■ **Objective**
Locate and copy all lines bearing the word "million".

■ **Extracted records**
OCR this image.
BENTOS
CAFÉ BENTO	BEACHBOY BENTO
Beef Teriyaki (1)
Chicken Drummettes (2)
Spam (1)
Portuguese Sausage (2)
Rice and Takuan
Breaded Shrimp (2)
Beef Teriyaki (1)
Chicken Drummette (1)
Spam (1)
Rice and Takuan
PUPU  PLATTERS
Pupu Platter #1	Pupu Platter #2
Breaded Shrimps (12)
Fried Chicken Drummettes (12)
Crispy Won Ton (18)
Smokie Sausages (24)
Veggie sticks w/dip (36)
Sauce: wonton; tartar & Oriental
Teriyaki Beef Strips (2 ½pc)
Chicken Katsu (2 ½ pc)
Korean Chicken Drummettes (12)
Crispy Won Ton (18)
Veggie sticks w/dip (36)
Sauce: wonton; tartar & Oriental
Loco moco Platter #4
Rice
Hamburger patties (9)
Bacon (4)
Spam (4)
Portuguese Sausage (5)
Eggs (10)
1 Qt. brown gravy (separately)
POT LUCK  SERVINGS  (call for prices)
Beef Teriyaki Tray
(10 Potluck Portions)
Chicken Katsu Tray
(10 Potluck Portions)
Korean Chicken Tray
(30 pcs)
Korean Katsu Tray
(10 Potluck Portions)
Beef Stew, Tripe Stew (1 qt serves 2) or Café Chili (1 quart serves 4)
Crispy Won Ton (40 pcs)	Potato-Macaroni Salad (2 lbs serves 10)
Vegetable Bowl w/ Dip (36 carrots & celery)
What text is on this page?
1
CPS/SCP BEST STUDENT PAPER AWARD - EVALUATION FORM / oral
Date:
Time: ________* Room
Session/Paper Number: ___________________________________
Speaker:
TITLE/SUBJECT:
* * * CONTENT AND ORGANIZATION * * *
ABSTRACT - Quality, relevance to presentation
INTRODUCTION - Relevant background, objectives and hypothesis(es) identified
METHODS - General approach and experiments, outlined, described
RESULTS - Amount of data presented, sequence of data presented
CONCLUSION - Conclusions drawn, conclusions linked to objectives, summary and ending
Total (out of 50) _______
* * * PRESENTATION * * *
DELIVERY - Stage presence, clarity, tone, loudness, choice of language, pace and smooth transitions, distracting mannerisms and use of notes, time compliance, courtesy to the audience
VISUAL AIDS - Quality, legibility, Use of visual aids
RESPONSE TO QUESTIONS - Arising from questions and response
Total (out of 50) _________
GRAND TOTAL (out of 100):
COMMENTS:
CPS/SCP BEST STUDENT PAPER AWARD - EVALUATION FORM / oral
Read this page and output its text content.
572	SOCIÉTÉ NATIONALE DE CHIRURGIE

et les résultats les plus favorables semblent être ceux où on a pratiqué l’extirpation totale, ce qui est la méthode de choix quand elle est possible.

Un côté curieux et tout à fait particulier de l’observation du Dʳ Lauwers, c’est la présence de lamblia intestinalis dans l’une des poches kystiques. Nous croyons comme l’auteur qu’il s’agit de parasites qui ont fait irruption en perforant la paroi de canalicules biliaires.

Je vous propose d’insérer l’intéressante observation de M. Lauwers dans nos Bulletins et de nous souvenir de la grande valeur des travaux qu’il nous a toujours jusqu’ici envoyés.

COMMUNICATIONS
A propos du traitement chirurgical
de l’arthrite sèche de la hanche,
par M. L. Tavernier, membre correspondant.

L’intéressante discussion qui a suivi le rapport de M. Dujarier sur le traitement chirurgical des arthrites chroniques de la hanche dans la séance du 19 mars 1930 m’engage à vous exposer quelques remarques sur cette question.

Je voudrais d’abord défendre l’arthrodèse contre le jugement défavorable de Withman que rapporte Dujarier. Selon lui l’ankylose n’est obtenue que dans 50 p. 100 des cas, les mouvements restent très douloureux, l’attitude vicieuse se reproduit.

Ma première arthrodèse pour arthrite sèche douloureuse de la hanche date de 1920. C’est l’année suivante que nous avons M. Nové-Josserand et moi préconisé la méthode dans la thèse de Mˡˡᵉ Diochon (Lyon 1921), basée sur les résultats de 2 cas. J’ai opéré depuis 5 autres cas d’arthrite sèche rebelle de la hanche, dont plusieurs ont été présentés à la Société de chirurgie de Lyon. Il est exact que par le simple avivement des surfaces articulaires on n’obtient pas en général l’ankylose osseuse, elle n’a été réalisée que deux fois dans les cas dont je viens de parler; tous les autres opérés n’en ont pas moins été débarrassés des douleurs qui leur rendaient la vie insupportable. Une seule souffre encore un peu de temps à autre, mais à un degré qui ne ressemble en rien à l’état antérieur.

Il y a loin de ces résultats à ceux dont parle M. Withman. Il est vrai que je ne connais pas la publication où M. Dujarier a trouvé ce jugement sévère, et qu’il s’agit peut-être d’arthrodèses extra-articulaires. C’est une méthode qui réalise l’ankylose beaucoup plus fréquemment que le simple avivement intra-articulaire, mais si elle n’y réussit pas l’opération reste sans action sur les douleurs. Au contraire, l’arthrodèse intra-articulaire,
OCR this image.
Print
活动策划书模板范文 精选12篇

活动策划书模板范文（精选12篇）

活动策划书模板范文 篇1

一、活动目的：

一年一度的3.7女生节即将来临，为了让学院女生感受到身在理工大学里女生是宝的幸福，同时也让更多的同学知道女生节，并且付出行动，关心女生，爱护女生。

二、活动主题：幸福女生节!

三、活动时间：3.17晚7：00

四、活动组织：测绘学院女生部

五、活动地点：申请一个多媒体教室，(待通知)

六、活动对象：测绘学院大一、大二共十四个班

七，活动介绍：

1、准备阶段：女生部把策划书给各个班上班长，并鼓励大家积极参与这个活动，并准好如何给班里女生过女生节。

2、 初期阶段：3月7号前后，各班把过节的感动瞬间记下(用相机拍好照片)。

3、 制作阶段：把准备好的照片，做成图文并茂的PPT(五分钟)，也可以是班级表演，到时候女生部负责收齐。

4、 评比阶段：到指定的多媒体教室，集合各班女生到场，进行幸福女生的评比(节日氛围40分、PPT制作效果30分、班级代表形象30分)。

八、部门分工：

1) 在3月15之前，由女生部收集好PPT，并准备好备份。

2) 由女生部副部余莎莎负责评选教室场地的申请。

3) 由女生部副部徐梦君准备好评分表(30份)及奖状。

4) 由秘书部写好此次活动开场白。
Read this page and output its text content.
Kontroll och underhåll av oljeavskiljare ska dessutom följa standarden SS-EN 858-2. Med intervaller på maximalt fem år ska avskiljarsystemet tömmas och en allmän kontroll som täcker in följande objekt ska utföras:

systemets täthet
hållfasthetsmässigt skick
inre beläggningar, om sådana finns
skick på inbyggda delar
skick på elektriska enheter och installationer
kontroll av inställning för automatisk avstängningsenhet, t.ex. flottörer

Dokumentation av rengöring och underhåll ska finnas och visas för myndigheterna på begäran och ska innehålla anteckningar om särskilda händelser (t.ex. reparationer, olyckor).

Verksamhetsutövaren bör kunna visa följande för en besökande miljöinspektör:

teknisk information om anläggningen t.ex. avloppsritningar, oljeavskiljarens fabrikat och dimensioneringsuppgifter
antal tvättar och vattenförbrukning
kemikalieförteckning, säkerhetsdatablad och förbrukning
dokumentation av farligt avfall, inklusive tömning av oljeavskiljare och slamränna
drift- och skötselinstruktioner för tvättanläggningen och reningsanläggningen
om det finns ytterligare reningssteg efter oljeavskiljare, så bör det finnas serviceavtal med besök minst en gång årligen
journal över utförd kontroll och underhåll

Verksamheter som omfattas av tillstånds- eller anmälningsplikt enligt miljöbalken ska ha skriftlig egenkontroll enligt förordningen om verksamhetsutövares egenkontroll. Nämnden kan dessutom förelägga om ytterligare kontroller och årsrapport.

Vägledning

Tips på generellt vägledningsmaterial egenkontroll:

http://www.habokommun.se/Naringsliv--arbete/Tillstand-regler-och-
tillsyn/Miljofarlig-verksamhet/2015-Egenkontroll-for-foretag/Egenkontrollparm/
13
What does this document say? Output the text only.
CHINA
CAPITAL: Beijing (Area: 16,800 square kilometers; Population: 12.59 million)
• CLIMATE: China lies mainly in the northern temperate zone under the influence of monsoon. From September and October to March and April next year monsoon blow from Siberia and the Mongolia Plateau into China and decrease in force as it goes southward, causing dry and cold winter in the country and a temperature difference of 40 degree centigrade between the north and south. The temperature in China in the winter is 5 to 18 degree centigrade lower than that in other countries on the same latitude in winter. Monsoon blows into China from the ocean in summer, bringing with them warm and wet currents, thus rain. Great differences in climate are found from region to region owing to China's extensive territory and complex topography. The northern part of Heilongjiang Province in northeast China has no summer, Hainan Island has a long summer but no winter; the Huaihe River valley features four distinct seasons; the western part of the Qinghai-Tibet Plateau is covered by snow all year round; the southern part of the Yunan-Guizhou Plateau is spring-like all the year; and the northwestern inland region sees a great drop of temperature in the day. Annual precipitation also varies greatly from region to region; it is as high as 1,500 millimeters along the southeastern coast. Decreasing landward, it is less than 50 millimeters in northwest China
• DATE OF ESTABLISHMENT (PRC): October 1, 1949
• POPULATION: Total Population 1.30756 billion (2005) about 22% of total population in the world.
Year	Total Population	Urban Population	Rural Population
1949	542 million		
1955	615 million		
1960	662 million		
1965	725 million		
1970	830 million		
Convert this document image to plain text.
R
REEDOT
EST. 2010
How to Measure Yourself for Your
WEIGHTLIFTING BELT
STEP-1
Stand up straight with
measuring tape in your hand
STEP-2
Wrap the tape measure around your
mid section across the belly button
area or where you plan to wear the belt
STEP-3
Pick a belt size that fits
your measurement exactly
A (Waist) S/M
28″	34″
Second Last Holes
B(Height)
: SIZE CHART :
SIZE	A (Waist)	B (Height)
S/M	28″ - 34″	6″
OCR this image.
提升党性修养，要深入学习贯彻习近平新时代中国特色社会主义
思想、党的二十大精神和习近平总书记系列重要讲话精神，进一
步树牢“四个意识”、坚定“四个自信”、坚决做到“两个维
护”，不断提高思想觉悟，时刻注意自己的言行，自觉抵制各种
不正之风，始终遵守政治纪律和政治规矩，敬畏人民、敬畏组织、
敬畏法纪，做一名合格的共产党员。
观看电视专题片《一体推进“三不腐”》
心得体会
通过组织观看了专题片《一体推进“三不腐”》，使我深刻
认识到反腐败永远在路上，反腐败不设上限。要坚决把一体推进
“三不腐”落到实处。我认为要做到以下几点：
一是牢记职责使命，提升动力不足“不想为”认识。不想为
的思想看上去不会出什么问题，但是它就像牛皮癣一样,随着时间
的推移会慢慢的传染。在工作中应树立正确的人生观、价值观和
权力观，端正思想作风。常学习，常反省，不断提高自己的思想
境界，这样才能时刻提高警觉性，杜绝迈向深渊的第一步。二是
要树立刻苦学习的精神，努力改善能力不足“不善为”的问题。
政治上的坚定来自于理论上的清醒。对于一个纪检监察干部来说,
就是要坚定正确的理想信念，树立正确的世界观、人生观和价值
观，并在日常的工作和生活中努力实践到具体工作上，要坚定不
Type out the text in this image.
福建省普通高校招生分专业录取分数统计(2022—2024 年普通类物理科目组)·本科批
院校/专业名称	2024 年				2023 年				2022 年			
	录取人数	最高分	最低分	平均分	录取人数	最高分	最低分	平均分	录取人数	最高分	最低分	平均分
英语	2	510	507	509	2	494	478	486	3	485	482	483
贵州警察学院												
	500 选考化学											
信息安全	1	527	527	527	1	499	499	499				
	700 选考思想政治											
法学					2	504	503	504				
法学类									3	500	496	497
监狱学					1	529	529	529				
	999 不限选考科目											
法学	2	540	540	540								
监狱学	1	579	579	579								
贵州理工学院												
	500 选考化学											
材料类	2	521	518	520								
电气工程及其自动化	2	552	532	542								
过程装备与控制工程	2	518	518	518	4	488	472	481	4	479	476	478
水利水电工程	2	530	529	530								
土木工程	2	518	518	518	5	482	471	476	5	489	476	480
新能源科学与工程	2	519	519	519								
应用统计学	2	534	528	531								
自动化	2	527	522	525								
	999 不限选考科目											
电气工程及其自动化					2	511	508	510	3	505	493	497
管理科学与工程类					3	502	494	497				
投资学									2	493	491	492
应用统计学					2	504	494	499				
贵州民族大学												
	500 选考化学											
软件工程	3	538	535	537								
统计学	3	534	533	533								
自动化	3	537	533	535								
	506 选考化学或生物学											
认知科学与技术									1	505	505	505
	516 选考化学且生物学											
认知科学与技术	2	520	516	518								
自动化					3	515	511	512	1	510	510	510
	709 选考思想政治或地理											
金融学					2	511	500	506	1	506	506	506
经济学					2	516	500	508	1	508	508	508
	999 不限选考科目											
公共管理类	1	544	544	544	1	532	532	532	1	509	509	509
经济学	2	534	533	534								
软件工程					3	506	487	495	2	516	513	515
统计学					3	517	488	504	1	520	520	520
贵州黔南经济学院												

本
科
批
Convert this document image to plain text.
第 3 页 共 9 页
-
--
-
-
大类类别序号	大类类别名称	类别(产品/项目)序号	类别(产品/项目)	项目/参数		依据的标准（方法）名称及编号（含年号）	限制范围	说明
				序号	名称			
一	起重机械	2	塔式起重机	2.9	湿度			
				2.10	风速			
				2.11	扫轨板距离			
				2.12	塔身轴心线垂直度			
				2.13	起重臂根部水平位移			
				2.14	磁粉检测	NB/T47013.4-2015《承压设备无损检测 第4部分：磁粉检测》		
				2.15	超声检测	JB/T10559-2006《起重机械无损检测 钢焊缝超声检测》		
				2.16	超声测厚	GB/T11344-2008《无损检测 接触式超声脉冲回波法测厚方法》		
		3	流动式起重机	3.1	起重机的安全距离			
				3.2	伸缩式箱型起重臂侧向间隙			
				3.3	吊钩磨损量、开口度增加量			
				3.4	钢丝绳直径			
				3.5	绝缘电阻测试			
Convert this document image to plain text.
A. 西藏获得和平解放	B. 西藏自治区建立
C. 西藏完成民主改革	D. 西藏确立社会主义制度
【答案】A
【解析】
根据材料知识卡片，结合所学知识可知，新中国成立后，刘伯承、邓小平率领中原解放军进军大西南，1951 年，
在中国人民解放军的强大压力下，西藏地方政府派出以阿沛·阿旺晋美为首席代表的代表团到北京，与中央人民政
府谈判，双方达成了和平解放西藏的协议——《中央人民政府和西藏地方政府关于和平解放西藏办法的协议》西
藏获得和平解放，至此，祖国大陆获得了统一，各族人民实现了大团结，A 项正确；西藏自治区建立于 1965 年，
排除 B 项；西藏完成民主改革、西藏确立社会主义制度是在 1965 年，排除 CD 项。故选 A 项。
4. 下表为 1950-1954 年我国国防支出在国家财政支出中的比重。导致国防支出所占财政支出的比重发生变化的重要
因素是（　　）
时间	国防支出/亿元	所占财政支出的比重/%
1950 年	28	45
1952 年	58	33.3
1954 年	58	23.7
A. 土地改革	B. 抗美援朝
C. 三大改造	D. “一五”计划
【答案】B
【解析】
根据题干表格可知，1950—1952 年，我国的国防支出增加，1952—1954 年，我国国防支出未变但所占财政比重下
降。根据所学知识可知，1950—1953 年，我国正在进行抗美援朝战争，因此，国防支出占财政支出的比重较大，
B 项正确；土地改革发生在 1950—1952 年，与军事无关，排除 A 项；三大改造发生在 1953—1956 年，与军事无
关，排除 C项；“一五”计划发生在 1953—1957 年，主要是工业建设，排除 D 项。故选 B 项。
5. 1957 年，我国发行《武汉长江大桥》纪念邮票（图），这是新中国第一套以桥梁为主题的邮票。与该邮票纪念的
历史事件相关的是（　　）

■ **Solution for this exercise**
CAPITAL: Beijing (Area: 16,800 square kilometers; Population: 12.59 million)
1949	542 million		
1955	615 million		
1960	662 million		
1965	725 million		
1970	830 million		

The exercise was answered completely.